• _Task objective_: List all the lines in these records that hold "commune".

* START Given data *

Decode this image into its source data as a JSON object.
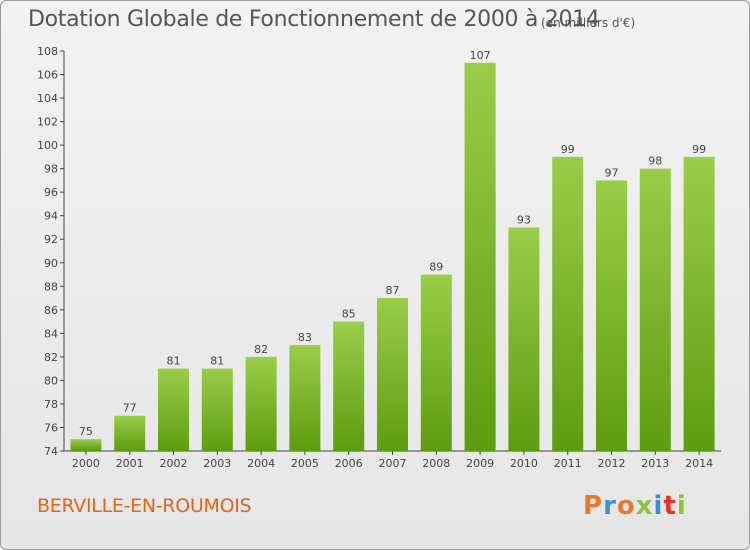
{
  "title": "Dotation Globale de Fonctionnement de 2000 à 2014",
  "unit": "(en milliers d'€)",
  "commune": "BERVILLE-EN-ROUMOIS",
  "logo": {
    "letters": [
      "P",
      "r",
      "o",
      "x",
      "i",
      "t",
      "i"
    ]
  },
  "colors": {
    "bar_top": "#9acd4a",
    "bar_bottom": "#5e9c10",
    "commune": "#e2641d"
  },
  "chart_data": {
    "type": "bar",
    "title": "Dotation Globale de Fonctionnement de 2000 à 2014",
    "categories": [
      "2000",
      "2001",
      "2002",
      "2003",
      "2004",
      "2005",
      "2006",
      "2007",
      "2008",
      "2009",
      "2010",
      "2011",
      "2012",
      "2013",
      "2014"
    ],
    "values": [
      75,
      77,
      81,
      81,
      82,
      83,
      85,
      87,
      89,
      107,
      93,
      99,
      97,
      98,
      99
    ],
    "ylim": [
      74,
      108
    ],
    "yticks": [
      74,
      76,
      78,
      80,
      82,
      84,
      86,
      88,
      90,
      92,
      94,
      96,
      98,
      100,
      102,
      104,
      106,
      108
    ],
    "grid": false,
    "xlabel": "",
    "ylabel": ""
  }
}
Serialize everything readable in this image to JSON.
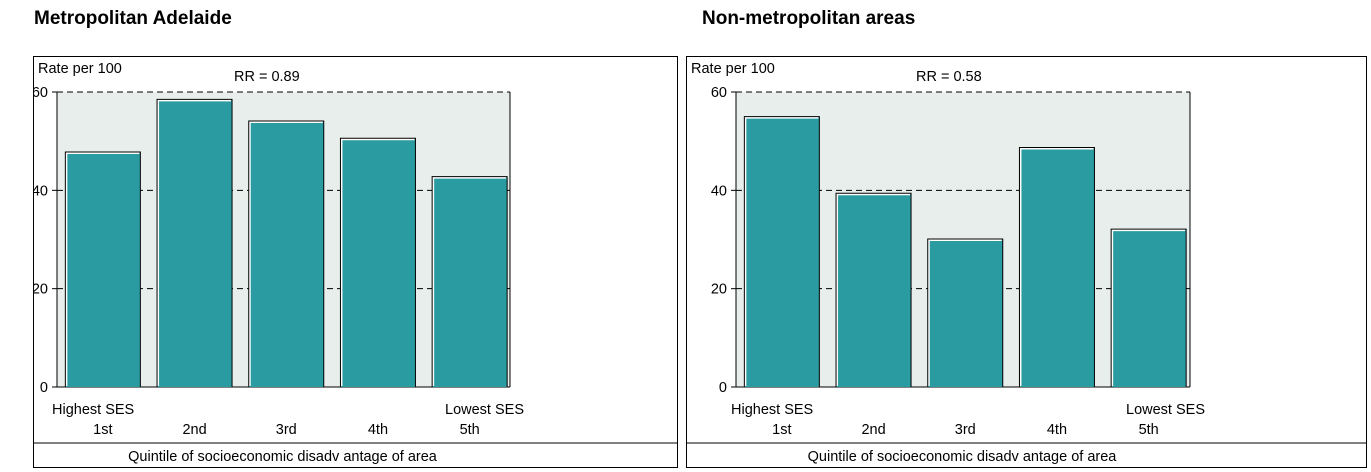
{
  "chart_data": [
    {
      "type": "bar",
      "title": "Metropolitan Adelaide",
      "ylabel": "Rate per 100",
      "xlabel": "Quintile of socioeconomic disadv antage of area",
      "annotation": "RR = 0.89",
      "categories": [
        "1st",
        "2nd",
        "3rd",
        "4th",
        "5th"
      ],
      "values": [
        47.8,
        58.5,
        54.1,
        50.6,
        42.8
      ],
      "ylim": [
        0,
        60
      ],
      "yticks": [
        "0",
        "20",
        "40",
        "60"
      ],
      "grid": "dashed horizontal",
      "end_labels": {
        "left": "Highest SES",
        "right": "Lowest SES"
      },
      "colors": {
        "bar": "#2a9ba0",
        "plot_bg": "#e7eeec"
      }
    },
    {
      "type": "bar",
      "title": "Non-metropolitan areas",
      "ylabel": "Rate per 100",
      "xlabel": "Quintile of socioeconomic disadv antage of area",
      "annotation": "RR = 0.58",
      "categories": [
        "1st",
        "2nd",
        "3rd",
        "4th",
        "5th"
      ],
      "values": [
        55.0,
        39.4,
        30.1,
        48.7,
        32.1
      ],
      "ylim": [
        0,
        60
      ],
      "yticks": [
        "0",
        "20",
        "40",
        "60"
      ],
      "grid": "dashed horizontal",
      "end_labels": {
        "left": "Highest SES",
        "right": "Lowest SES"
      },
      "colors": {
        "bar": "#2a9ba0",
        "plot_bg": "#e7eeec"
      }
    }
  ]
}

* END Given data *
* START Given data *

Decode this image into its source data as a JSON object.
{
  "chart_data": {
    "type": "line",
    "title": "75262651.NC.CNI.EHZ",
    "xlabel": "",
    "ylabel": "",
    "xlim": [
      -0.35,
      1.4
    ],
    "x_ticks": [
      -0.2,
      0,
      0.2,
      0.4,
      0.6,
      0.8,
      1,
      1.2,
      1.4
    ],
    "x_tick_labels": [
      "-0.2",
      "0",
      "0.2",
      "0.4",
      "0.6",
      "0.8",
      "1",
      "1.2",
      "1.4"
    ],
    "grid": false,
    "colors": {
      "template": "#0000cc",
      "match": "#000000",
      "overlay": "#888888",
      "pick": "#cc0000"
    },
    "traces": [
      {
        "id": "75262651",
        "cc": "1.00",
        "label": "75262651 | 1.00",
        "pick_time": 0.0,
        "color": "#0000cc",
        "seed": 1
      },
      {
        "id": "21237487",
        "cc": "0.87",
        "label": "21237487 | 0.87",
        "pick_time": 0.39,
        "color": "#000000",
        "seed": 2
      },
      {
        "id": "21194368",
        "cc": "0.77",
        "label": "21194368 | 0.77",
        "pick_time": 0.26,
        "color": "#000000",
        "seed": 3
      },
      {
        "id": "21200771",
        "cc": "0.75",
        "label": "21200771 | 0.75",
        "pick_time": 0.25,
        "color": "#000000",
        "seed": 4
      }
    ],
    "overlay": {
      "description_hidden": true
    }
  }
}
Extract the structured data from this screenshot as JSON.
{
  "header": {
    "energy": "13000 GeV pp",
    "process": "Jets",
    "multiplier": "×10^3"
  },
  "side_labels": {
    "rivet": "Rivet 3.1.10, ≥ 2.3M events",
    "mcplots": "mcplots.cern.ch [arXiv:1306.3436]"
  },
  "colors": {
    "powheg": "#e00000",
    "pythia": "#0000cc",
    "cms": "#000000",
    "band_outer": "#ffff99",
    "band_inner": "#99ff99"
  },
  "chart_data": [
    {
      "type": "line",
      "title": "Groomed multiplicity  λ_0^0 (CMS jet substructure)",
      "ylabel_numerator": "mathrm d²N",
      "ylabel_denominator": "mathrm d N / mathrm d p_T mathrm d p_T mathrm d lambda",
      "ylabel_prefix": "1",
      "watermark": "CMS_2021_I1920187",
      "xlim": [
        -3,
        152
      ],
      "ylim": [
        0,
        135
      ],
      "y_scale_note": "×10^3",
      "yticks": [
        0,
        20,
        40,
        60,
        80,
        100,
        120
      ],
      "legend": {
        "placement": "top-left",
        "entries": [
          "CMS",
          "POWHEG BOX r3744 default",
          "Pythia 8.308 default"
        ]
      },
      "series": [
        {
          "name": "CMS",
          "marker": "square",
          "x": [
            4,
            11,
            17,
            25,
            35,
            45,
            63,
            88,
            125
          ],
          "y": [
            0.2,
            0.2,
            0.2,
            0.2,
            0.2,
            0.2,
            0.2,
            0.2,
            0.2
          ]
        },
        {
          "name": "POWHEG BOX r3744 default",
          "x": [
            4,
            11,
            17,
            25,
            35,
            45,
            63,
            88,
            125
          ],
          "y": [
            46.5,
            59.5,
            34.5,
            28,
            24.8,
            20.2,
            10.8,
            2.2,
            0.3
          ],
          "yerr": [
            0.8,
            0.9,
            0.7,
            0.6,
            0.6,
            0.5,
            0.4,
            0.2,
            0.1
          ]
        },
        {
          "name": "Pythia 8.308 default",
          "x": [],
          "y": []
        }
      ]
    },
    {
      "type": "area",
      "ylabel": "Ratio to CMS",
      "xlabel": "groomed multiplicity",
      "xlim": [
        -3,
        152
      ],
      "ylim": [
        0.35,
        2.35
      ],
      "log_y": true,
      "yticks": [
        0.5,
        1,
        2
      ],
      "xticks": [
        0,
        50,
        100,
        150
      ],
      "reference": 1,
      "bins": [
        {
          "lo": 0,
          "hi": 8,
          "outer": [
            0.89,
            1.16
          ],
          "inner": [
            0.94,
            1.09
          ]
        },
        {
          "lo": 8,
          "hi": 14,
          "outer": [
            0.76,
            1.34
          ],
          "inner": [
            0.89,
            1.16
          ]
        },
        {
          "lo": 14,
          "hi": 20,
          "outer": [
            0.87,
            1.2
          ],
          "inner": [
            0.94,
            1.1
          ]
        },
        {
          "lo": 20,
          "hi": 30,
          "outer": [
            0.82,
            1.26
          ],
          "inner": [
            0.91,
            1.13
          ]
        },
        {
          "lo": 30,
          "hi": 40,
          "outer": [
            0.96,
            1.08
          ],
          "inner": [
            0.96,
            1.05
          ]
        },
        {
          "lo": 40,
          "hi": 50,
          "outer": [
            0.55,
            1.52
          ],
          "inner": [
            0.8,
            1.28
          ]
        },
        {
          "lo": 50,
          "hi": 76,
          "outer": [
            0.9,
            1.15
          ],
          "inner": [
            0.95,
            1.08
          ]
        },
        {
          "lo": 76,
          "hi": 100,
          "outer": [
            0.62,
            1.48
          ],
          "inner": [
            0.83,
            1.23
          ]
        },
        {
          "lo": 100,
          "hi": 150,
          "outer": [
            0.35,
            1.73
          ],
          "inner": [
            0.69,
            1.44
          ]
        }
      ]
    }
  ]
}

* END Given data *

• _The response_:
  "commune": "BERVILLE-EN-ROUMOIS",
    "commune": "#e2641d"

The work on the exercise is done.